Aim of the exercise - Copy every line that contains the string "ylabel" from the entries below.

Listed entries -
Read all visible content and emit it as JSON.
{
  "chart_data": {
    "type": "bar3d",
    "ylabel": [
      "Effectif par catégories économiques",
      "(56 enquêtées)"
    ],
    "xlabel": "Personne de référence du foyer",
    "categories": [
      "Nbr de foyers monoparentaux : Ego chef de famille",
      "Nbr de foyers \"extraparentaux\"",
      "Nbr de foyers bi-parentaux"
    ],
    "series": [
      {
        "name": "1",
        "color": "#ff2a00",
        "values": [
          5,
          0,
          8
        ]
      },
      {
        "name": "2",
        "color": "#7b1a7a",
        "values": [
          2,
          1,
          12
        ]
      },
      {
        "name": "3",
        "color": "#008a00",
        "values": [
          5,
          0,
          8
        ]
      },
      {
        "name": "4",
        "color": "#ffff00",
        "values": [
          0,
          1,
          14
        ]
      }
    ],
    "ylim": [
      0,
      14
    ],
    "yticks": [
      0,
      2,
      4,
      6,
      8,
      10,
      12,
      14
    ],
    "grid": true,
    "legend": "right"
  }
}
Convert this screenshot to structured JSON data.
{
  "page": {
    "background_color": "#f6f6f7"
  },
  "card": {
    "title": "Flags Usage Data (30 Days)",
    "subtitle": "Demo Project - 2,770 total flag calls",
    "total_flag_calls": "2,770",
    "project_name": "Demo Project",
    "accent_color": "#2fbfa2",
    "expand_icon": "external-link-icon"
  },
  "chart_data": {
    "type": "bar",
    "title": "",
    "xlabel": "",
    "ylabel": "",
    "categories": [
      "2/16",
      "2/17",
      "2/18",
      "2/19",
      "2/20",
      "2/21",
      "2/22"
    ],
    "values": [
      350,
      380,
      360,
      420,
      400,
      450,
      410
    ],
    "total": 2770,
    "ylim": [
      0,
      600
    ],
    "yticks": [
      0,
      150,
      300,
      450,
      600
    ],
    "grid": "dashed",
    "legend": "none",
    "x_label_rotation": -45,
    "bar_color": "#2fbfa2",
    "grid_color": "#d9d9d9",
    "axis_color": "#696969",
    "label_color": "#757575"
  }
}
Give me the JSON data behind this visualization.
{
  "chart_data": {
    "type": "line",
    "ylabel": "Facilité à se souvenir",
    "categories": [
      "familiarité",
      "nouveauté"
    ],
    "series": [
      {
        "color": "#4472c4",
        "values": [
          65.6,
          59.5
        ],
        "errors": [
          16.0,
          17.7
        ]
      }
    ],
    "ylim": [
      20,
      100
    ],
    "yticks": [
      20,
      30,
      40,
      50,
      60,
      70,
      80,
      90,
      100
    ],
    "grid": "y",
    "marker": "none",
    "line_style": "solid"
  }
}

Solved exercise -
    "ylabel": [
    "ylabel": "",
    "ylabel": "Facilité à se souvenir",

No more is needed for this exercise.